--- start of Record extracts ---

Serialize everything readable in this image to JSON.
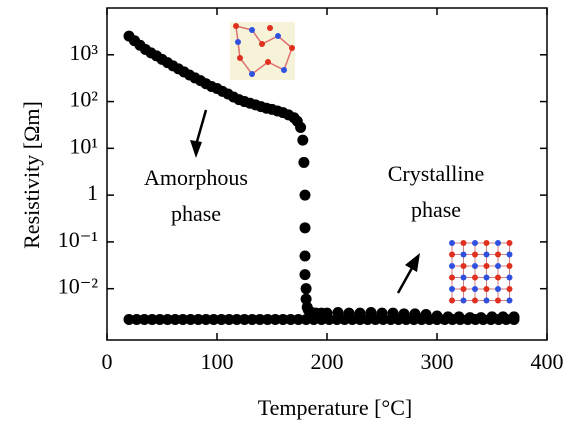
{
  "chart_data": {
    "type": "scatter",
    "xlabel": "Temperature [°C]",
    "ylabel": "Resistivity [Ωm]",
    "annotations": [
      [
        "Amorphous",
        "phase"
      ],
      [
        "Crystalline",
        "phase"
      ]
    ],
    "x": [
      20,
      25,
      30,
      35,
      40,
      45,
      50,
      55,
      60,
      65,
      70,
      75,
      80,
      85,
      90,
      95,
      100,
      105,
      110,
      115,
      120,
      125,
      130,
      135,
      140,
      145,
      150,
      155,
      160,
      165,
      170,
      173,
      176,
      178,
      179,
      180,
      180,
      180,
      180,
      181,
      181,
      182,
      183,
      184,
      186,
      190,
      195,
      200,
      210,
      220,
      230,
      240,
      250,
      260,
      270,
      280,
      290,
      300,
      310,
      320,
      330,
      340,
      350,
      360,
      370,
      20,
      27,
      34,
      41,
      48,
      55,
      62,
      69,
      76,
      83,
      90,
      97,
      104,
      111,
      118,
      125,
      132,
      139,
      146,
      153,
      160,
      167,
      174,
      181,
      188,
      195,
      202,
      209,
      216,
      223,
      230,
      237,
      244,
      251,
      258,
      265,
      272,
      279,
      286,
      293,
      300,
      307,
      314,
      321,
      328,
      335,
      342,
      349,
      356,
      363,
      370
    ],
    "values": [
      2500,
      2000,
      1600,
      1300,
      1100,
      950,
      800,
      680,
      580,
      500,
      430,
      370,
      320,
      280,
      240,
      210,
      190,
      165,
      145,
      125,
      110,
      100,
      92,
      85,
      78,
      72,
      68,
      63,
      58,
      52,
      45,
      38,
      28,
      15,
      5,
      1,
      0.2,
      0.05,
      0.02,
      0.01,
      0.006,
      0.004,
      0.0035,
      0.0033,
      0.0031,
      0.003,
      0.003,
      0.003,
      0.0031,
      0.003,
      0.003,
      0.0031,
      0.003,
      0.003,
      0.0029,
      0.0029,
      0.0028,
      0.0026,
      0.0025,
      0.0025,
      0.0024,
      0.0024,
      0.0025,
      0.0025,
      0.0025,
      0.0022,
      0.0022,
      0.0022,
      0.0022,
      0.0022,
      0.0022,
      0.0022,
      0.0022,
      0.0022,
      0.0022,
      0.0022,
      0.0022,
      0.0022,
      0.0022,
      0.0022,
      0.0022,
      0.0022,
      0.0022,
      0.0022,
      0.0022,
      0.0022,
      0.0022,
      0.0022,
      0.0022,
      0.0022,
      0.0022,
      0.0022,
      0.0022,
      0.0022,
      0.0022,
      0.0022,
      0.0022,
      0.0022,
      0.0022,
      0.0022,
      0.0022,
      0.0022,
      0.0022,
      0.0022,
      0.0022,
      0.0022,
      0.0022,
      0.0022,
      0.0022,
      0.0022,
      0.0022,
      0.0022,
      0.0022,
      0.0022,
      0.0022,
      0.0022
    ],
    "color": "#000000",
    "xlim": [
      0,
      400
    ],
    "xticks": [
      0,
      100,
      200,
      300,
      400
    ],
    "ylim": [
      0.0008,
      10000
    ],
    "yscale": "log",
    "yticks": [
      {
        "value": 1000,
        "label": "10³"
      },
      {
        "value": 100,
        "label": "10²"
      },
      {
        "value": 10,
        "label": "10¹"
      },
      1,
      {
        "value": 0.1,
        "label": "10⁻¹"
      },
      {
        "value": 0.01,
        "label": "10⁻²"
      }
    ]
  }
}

--- end of Record extracts ---

# What you should do
Print each record exactly as it stands, leaving the images out.

# Final result
Serialize everything readable in this image to JSON.
{
  "chart_data": {
    "type": "scatter",
    "xlabel": "Temperature [°C]",
    "ylabel": "Resistivity [Ωm]",
    "annotations": [
      [
        "Amorphous",
        "phase"
      ],
      [
        "Crystalline",
        "phase"
      ]
    ],
    "x": [
      20,
      25,
      30,
      35,
      40,
      45,
      50,
      55,
      60,
      65,
      70,
      75,
      80,
      85,
      90,
      95,
      100,
      105,
      110,
      115,
      120,
      125,
      130,
      135,
      140,
      145,
      150,
      155,
      160,
      165,
      170,
      173,
      176,
      178,
      179,
      180,
      180,
      180,
      180,
      181,
      181,
      182,
      183,
      184,
      186,
      190,
      195,
      200,
      210,
      220,
      230,
      240,
      250,
      260,
      270,
      280,
      290,
      300,
      310,
      320,
      330,
      340,
      350,
      360,
      370,
      20,
      27,
      34,
      41,
      48,
      55,
      62,
      69,
      76,
      83,
      90,
      97,
      104,
      111,
      118,
      125,
      132,
      139,
      146,
      153,
      160,
      167,
      174,
      181,
      188,
      195,
      202,
      209,
      216,
      223,
      230,
      237,
      244,
      251,
      258,
      265,
      272,
      279,
      286,
      293,
      300,
      307,
      314,
      321,
      328,
      335,
      342,
      349,
      356,
      363,
      370
    ],
    "values": [
      2500,
      2000,
      1600,
      1300,
      1100,
      950,
      800,
      680,
      580,
      500,
      430,
      370,
      320,
      280,
      240,
      210,
      190,
      165,
      145,
      125,
      110,
      100,
      92,
      85,
      78,
      72,
      68,
      63,
      58,
      52,
      45,
      38,
      28,
      15,
      5,
      1,
      0.2,
      0.05,
      0.02,
      0.01,
      0.006,
      0.004,
      0.0035,
      0.0033,
      0.0031,
      0.003,
      0.003,
      0.003,
      0.0031,
      0.003,
      0.003,
      0.0031,
      0.003,
      0.003,
      0.0029,
      0.0029,
      0.0028,
      0.0026,
      0.0025,
      0.0025,
      0.0024,
      0.0024,
      0.0025,
      0.0025,
      0.0025,
      0.0022,
      0.0022,
      0.0022,
      0.0022,
      0.0022,
      0.0022,
      0.0022,
      0.0022,
      0.0022,
      0.0022,
      0.0022,
      0.0022,
      0.0022,
      0.0022,
      0.0022,
      0.0022,
      0.0022,
      0.0022,
      0.0022,
      0.0022,
      0.0022,
      0.0022,
      0.0022,
      0.0022,
      0.0022,
      0.0022,
      0.0022,
      0.0022,
      0.0022,
      0.0022,
      0.0022,
      0.0022,
      0.0022,
      0.0022,
      0.0022,
      0.0022,
      0.0022,
      0.0022,
      0.0022,
      0.0022,
      0.0022,
      0.0022,
      0.0022,
      0.0022,
      0.0022,
      0.0022,
      0.0022,
      0.0022,
      0.0022,
      0.0022,
      0.0022
    ],
    "color": "#000000",
    "xlim": [
      0,
      400
    ],
    "xticks": [
      0,
      100,
      200,
      300,
      400
    ],
    "ylim": [
      0.0008,
      10000
    ],
    "yscale": "log",
    "yticks": [
      {
        "value": 1000,
        "label": "10³"
      },
      {
        "value": 100,
        "label": "10²"
      },
      {
        "value": 10,
        "label": "10¹"
      },
      1,
      {
        "value": 0.1,
        "label": "10⁻¹"
      },
      {
        "value": 0.01,
        "label": "10⁻²"
      }
    ]
  }
}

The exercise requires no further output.